● **TEXT SECTION**:
• • • • • • •

South Africa–South Korea relations
- South Africa: South Korea

= South Africa–South Korea relations =

Bilateral relations

South Africa–South Korea relations are the bilateral relations between South Africa and South Korea. During the 1950s, two countries fought together during the Korean War under the United Nations Command. Formal diplomatic relations began on December 1, 1992. The two governments signed accords regulating taxes, aviation, and investment. High-level visits followed. In July 1995, South African President Nelson Mandela visited Seoul to meet with South Korean president Kim Young-sam. To institutionalize these visits, in 1997 the two nations agreed to hold regular Policy Consultative Meetings, where working groups focused on particular subjects of the relationship convene to negotiate shared rules and regulations.
 In 2005, Seoul hosted the Korea–South Africa Joint Committee on Science and Technology to promote cross-border scientific collaboration.

• • • • • • •

● **STORED ROWS**:
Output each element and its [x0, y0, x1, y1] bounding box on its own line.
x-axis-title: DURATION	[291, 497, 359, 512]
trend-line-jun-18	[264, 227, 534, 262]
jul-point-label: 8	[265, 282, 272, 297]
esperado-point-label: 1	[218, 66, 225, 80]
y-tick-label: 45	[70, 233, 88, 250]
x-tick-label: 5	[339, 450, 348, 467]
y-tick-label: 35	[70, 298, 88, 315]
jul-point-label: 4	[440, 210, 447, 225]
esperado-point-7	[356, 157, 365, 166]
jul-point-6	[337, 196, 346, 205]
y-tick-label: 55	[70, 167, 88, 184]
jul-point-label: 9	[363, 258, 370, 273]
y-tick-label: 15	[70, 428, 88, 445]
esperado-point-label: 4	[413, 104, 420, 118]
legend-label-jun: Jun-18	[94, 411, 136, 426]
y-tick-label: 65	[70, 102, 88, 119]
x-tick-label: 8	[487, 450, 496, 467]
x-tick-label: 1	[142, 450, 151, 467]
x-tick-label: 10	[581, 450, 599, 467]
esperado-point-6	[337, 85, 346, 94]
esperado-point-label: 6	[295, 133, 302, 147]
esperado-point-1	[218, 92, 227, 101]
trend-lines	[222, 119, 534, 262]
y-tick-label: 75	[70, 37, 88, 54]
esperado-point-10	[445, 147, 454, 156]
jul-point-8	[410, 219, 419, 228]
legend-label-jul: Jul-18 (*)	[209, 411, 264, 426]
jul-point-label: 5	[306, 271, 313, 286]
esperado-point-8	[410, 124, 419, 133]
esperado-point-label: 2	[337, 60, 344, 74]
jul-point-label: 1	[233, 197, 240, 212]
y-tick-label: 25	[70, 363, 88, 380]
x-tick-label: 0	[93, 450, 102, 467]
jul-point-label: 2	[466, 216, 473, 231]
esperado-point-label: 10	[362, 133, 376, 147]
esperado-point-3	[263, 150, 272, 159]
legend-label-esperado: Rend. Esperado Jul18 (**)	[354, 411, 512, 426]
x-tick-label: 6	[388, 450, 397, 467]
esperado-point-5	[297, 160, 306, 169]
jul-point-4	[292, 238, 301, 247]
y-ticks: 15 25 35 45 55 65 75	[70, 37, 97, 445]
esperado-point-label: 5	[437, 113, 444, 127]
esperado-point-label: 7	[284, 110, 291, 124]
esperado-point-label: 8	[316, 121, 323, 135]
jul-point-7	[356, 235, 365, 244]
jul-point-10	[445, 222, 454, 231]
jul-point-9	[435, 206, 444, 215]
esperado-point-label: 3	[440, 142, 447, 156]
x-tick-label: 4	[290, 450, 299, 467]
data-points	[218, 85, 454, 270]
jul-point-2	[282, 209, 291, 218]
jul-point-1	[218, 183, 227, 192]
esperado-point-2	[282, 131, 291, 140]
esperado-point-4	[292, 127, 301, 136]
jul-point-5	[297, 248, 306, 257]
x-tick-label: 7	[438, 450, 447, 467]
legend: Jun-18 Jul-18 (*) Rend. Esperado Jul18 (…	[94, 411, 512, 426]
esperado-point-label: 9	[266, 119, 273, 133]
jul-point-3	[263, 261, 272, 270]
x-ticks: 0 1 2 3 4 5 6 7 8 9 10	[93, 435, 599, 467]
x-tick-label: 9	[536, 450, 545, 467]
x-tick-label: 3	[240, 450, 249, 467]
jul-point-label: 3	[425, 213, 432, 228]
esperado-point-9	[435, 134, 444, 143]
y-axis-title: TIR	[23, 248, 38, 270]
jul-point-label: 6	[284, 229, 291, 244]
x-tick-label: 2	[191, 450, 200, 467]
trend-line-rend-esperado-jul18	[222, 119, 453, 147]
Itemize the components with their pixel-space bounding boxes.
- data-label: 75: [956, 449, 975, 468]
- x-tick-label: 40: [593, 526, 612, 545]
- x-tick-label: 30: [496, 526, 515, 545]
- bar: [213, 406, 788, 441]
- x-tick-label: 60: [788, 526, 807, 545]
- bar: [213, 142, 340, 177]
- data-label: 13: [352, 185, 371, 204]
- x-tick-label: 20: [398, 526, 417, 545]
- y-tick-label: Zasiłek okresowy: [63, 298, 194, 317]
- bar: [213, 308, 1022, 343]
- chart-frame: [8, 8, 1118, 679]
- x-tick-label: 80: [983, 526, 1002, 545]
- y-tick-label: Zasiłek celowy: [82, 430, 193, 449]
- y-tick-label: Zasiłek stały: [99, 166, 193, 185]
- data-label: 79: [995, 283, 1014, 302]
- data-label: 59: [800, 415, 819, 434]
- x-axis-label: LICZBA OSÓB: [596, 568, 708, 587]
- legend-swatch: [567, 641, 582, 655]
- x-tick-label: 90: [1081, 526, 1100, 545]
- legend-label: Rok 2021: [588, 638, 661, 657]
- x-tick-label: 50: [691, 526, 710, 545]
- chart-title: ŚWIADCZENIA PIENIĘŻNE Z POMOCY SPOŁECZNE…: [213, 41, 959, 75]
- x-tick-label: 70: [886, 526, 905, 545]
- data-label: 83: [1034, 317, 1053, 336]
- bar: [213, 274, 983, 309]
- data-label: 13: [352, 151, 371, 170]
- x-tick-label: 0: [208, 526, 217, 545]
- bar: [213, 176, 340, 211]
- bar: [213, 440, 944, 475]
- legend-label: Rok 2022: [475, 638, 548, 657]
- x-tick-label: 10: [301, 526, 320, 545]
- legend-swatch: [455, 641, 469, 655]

• • • • • • •

● **TO BE DONE**:
[1] According to the article on South Africa–South Korea relations, why did the two nations agree in 1997 to hold regular Policy Consultative Meetings, and what happens at them?
[2] In the article on South Africa–South Korea relations, on what date did formal diplomatic relations between the two countries begin?
[3] Continue the article on South Africa–South Korea relations, picking up right after its final sentence.

● **RESULTS BY TASK**:
[1] They agreed to hold the meetings to institutionalize the high-level visits that followed the start of formal relations. At these meetings, working groups that focus on particular subjects of the relationship convene to negotiate shared rules and regulations.

[2] December 1, 1992.

[3]
== Economic relations ==
South Africa is South Korea’s largest African trading partner, and South Korea is South Africa’s fourth largest Asian trading partner. South Africa largely exports unprocessed minerals, like ferro-chromium or platinum; semi-processed inputs like steel; and foodstuffs like sugar.
Two growing areas of modern exchange include green energy, where South Korean and South African firms exchange solar energy and rare earth elements,
and bilateral investment.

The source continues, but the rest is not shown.